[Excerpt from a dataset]
## Begin
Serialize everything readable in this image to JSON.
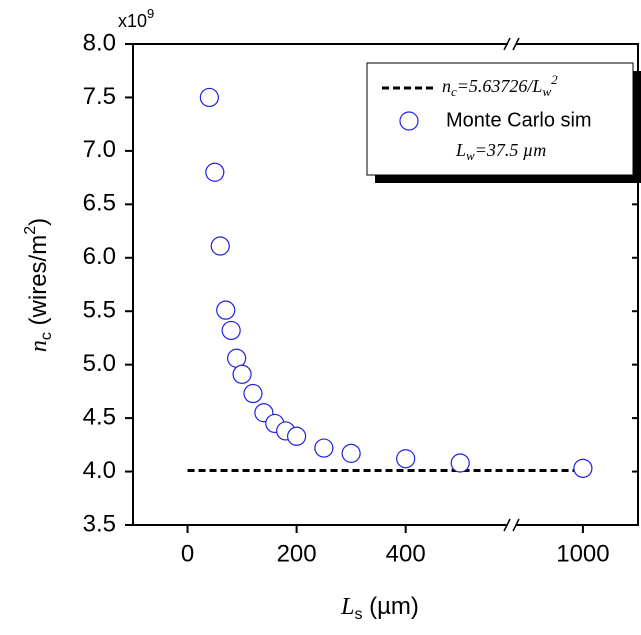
{
  "chart_data": {
    "type": "scatter",
    "multiplier": [
      "x10",
      "9"
    ],
    "xlabel": [
      "L",
      "s",
      " (µm)"
    ],
    "ylabel": [
      "n",
      "c",
      " (wires/m",
      "2",
      ")"
    ],
    "xlim": [
      -100,
      1101
    ],
    "xbreak": [
      595,
      870
    ],
    "ylim": [
      3.5,
      8.0
    ],
    "xticks": [
      0,
      200,
      400,
      1000
    ],
    "yticks": [
      3.5,
      {
        "value": 4.0,
        "label": "4.0"
      },
      4.5,
      {
        "value": 5.0,
        "label": "5.0"
      },
      5.5,
      {
        "value": 6.0,
        "label": "6.0"
      },
      6.5,
      {
        "value": 7.0,
        "label": "7.0"
      },
      7.5,
      {
        "value": 8.0,
        "label": "8.0"
      }
    ],
    "series": [
      {
        "name": [
          "n",
          "c",
          "=5.63726/L",
          "w",
          "2"
        ],
        "kind": "line",
        "color": "#000000",
        "x": [
          0,
          1000
        ],
        "values": [
          4.01,
          4.01
        ]
      },
      {
        "name": "Monte Carlo sim",
        "kind": "marker",
        "color": "#2222dd",
        "x": [
          40,
          50,
          60,
          70,
          80,
          90,
          100,
          120,
          140,
          160,
          180,
          200,
          250,
          300,
          400,
          500,
          1000
        ],
        "values": [
          7.5,
          6.8,
          6.11,
          5.51,
          5.32,
          5.06,
          4.91,
          4.73,
          4.55,
          4.45,
          4.38,
          4.33,
          4.22,
          4.17,
          4.12,
          4.08,
          4.03
        ]
      }
    ],
    "annotation": [
      "L",
      "w",
      "=37.5 µm"
    ]
  }
}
## End
- EXERCISE BRIEF
Print the listing above in full, exactly as written. Omit any pictures.

- ANSWER FOR THIS EXERCISE
Serialize everything readable in this image to JSON.
{
  "chart_data": {
    "type": "scatter",
    "multiplier": [
      "x10",
      "9"
    ],
    "xlabel": [
      "L",
      "s",
      " (µm)"
    ],
    "ylabel": [
      "n",
      "c",
      " (wires/m",
      "2",
      ")"
    ],
    "xlim": [
      -100,
      1101
    ],
    "xbreak": [
      595,
      870
    ],
    "ylim": [
      3.5,
      8.0
    ],
    "xticks": [
      0,
      200,
      400,
      1000
    ],
    "yticks": [
      3.5,
      {
        "value": 4.0,
        "label": "4.0"
      },
      4.5,
      {
        "value": 5.0,
        "label": "5.0"
      },
      5.5,
      {
        "value": 6.0,
        "label": "6.0"
      },
      6.5,
      {
        "value": 7.0,
        "label": "7.0"
      },
      7.5,
      {
        "value": 8.0,
        "label": "8.0"
      }
    ],
    "series": [
      {
        "name": [
          "n",
          "c",
          "=5.63726/L",
          "w",
          "2"
        ],
        "kind": "line",
        "color": "#000000",
        "x": [
          0,
          1000
        ],
        "values": [
          4.01,
          4.01
        ]
      },
      {
        "name": "Monte Carlo sim",
        "kind": "marker",
        "color": "#2222dd",
        "x": [
          40,
          50,
          60,
          70,
          80,
          90,
          100,
          120,
          140,
          160,
          180,
          200,
          250,
          300,
          400,
          500,
          1000
        ],
        "values": [
          7.5,
          6.8,
          6.11,
          5.51,
          5.32,
          5.06,
          4.91,
          4.73,
          4.55,
          4.45,
          4.38,
          4.33,
          4.22,
          4.17,
          4.12,
          4.08,
          4.03
        ]
      }
    ],
    "annotation": [
      "L",
      "w",
      "=37.5 µm"
    ]
  }
}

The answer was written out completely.